• Challenge:
Copy the listing verbatim, starting at its first line and ending after the line that contains "The pivot axis 21 is at (785, 92).". Omit the pictures.

** start of Listed records **

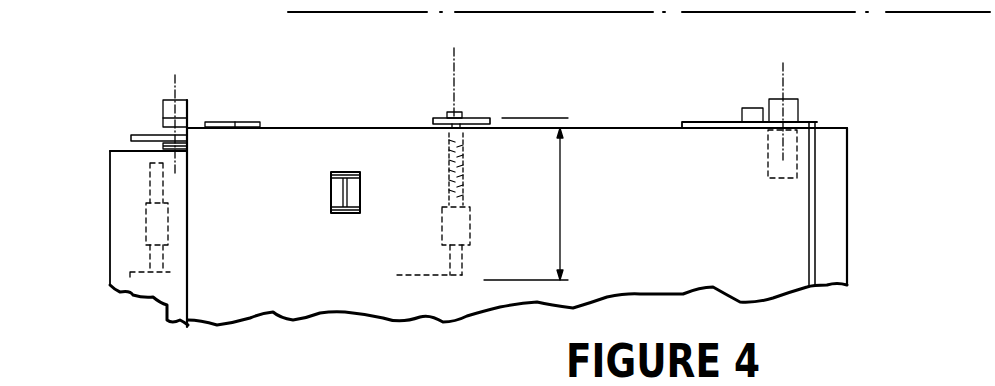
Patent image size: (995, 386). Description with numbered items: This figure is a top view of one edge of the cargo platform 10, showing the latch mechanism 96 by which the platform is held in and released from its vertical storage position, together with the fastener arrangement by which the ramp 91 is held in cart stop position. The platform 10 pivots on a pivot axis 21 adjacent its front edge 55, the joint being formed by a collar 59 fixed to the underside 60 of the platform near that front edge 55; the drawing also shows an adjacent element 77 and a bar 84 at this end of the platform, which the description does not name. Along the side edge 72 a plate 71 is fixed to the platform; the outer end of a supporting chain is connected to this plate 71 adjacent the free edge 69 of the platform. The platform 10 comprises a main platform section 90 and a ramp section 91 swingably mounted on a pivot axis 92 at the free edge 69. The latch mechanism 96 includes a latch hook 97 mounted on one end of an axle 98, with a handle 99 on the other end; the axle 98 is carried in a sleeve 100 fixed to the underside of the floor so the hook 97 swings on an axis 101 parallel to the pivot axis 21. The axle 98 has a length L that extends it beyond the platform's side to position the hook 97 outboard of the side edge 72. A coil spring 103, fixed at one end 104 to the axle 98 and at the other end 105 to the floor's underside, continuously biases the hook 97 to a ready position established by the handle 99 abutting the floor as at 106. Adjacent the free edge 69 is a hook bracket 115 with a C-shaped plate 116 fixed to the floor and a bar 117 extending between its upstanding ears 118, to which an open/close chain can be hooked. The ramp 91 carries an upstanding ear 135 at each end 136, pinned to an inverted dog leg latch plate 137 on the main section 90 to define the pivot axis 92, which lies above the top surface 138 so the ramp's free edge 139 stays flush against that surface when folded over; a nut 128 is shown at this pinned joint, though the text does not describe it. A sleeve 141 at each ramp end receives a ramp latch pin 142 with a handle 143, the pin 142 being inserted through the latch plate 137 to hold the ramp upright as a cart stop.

The cargo platform 10 is at (678, 306).
The pivot axis 21 is at (785, 92).
The front edge 55 is at (818, 297).
The collar 59 is at (798, 112).
The underside 60 is at (787, 200).
The free edge 69 is at (188, 313).
The plate 71 is at (262, 123).
The side edge 72 is at (624, 127).
The end wall 77 is at (838, 170).
The bar 84 is at (742, 115).
The main platform section 90 is at (485, 303).
The ramp section 91 is at (110, 285).
The pivot axis 92 is at (177, 88).
The latch mechanism 96 is at (500, 68).
The latch hook 97 is at (438, 117).
The axle 98 is at (450, 258).
The handle 99 is at (395, 278).
The sleeve 100 is at (442, 224).
The axis 101 is at (453, 52).
The coil spring 103 is at (463, 170).
The one end 104 is at (447, 140).
The other end 105 is at (465, 205).
The abutment location 106 is at (395, 275).
The hook bracket 115 is at (330, 188).
The C-shaped plate 116 is at (331, 174).
The bar 117 is at (330, 200).
The upstanding ears 118 is at (370, 150).
The nut 128 is at (163, 103).
The upstanding ear 135 is at (182, 150).
The end 136 is at (112, 151).
The dog leg latch plate 137 is at (131, 135).
The top surface 138 is at (289, 304).
The free edge 139 is at (110, 243).
The sleeve 141 is at (168, 230).
The ramp latch pin 142 is at (163, 190).
The handle 143 is at (140, 278).
The length L is at (526, 199).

** end of Listed records **

• Result:
Patent image size: (995, 386). Description with numbered items: This figure is a top view of one edge of the cargo platform 10, showing the latch mechanism 96 by which the platform is held in and released from its vertical storage position, together with the fastener arrangement by which the ramp 91 is held in cart stop position. The platform 10 pivots on a pivot axis 21 adjacent its front edge 55, the joint being formed by a collar 59 fixed to the underside 60 of the platform near that front edge 55; the drawing also shows an adjacent element 77 and a bar 84 at this end of the platform, which the description does not name. Along the side edge 72 a plate 71 is fixed to the platform; the outer end of a supporting chain is connected to this plate 71 adjacent the free edge 69 of the platform. The platform 10 comprises a main platform section 90 and a ramp section 91 swingably mounted on a pivot axis 92 at the free edge 69. The latch mechanism 96 includes a latch hook 97 mounted on one end of an axle 98, with a handle 99 on the other end; the axle 98 is carried in a sleeve 100 fixed to the underside of the floor so the hook 97 swings on an axis 101 parallel to the pivot axis 21. The axle 98 has a length L that extends it beyond the platform's side to position the hook 97 outboard of the side edge 72. A coil spring 103, fixed at one end 104 to the axle 98 and at the other end 105 to the floor's underside, continuously biases the hook 97 to a ready position established by the handle 99 abutting the floor as at 106. Adjacent the free edge 69 is a hook bracket 115 with a C-shaped plate 116 fixed to the floor and a bar 117 extending between its upstanding ears 118, to which an open/close chain can be hooked. The ramp 91 carries an upstanding ear 135 at each end 136, pinned to an inverted dog leg latch plate 137 on the main section 90 to define the pivot axis 92, which lies above the top surface 138 so the ramp's free edge 139 stays flush against that surface when folded over; a nut 128 is shown at this pinned joint, though the text does not describe it. A sleeve 141 at each ramp end receives a ramp latch pin 142 with a handle 143, the pin 142 being inserted through the latch plate 137 to hold the ramp upright as a cart stop.

The cargo platform 10 is at (678, 306).
The pivot axis 21 is at (785, 92).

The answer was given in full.